* BEGIN EXERCISE INPUT *

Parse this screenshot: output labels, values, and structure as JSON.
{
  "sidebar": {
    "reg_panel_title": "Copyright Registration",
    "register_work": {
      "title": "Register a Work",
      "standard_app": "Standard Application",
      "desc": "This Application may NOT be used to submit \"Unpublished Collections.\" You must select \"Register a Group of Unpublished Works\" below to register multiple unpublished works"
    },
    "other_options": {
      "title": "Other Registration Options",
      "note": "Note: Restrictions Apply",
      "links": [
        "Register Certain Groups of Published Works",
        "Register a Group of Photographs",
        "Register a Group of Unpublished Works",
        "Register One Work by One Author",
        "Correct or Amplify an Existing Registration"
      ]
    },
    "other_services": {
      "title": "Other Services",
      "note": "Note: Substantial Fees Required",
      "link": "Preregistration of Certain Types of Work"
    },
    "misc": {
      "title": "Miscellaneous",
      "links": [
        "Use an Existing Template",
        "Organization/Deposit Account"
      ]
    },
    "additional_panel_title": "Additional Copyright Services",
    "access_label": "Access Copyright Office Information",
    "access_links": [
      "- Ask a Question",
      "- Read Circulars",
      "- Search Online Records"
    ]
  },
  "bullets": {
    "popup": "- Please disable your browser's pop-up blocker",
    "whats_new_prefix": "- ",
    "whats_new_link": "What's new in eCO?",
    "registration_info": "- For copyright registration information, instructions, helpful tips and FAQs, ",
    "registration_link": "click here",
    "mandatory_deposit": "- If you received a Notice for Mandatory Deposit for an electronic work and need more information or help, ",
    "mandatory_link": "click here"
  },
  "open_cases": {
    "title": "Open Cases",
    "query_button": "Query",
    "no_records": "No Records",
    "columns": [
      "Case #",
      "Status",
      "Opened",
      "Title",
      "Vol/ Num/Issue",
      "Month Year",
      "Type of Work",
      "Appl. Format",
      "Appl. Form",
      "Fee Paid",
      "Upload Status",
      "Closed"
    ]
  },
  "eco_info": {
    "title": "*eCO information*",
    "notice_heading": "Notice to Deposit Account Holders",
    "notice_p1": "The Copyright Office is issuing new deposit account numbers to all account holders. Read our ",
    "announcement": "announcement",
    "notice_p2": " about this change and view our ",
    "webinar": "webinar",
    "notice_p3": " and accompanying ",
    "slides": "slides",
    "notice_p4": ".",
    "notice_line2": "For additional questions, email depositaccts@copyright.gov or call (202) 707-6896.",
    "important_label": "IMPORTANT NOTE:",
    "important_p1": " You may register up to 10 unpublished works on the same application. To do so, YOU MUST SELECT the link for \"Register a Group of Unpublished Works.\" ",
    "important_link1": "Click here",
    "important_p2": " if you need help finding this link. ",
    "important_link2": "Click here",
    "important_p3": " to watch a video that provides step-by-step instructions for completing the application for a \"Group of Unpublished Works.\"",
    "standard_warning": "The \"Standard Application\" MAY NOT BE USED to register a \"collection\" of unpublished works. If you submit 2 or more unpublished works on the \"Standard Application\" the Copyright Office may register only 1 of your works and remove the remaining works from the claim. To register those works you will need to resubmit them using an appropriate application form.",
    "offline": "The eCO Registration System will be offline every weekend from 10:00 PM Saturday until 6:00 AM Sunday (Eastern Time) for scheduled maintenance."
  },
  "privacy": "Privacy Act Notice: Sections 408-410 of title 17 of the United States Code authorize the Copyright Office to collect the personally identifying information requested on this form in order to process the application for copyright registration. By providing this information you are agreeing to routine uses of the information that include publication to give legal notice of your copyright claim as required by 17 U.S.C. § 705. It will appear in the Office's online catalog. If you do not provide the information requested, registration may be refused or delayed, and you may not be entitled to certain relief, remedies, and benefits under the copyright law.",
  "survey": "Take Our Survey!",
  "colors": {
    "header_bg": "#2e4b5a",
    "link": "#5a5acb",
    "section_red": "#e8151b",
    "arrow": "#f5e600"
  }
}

* END EXERCISE INPUT *

__THE PROBLEM__:
All of the records must be repeated exactly.

__FULL OUTPUT__:
Parse this screenshot: output labels, values, and structure as JSON.
{
  "sidebar": {
    "reg_panel_title": "Copyright Registration",
    "register_work": {
      "title": "Register a Work",
      "standard_app": "Standard Application",
      "desc": "This Application may NOT be used to submit \"Unpublished Collections.\" You must select \"Register a Group of Unpublished Works\" below to register multiple unpublished works"
    },
    "other_options": {
      "title": "Other Registration Options",
      "note": "Note: Restrictions Apply",
      "links": [
        "Register Certain Groups of Published Works",
        "Register a Group of Photographs",
        "Register a Group of Unpublished Works",
        "Register One Work by One Author",
        "Correct or Amplify an Existing Registration"
      ]
    },
    "other_services": {
      "title": "Other Services",
      "note": "Note: Substantial Fees Required",
      "link": "Preregistration of Certain Types of Work"
    },
    "misc": {
      "title": "Miscellaneous",
      "links": [
        "Use an Existing Template",
        "Organization/Deposit Account"
      ]
    },
    "additional_panel_title": "Additional Copyright Services",
    "access_label": "Access Copyright Office Information",
    "access_links": [
      "- Ask a Question",
      "- Read Circulars",
      "- Search Online Records"
    ]
  },
  "bullets": {
    "popup": "- Please disable your browser's pop-up blocker",
    "whats_new_prefix": "- ",
    "whats_new_link": "What's new in eCO?",
    "registration_info": "- For copyright registration information, instructions, helpful tips and FAQs, ",
    "registration_link": "click here",
    "mandatory_deposit": "- If you received a Notice for Mandatory Deposit for an electronic work and need more information or help, ",
    "mandatory_link": "click here"
  },
  "open_cases": {
    "title": "Open Cases",
    "query_button": "Query",
    "no_records": "No Records",
    "columns": [
      "Case #",
      "Status",
      "Opened",
      "Title",
      "Vol/ Num/Issue",
      "Month Year",
      "Type of Work",
      "Appl. Format",
      "Appl. Form",
      "Fee Paid",
      "Upload Status",
      "Closed"
    ]
  },
  "eco_info": {
    "title": "*eCO information*",
    "notice_heading": "Notice to Deposit Account Holders",
    "notice_p1": "The Copyright Office is issuing new deposit account numbers to all account holders. Read our ",
    "announcement": "announcement",
    "notice_p2": " about this change and view our ",
    "webinar": "webinar",
    "notice_p3": " and accompanying ",
    "slides": "slides",
    "notice_p4": ".",
    "notice_line2": "For additional questions, email depositaccts@copyright.gov or call (202) 707-6896.",
    "important_label": "IMPORTANT NOTE:",
    "important_p1": " You may register up to 10 unpublished works on the same application. To do so, YOU MUST SELECT the link for \"Register a Group of Unpublished Works.\" ",
    "important_link1": "Click here",
    "important_p2": " if you need help finding this link. ",
    "important_link2": "Click here",
    "important_p3": " to watch a video that provides step-by-step instructions for completing the application for a \"Group of Unpublished Works.\"",
    "standard_warning": "The \"Standard Application\" MAY NOT BE USED to register a \"collection\" of unpublished works. If you submit 2 or more unpublished works on the \"Standard Application\" the Copyright Office may register only 1 of your works and remove the remaining works from the claim. To register those works you will need to resubmit them using an appropriate application form.",
    "offline": "The eCO Registration System will be offline every weekend from 10:00 PM Saturday until 6:00 AM Sunday (Eastern Time) for scheduled maintenance."
  },
  "privacy": "Privacy Act Notice: Sections 408-410 of title 17 of the United States Code authorize the Copyright Office to collect the personally identifying information requested on this form in order to process the application for copyright registration. By providing this information you are agreeing to routine uses of the information that include publication to give legal notice of your copyright claim as required by 17 U.S.C. § 705. It will appear in the Office's online catalog. If you do not provide the information requested, registration may be refused or delayed, and you may not be entitled to certain relief, remedies, and benefits under the copyright law.",
  "survey": "Take Our Survey!",
  "colors": {
    "header_bg": "#2e4b5a",
    "link": "#5a5acb",
    "section_red": "#e8151b",
    "arrow": "#f5e600"
  }
}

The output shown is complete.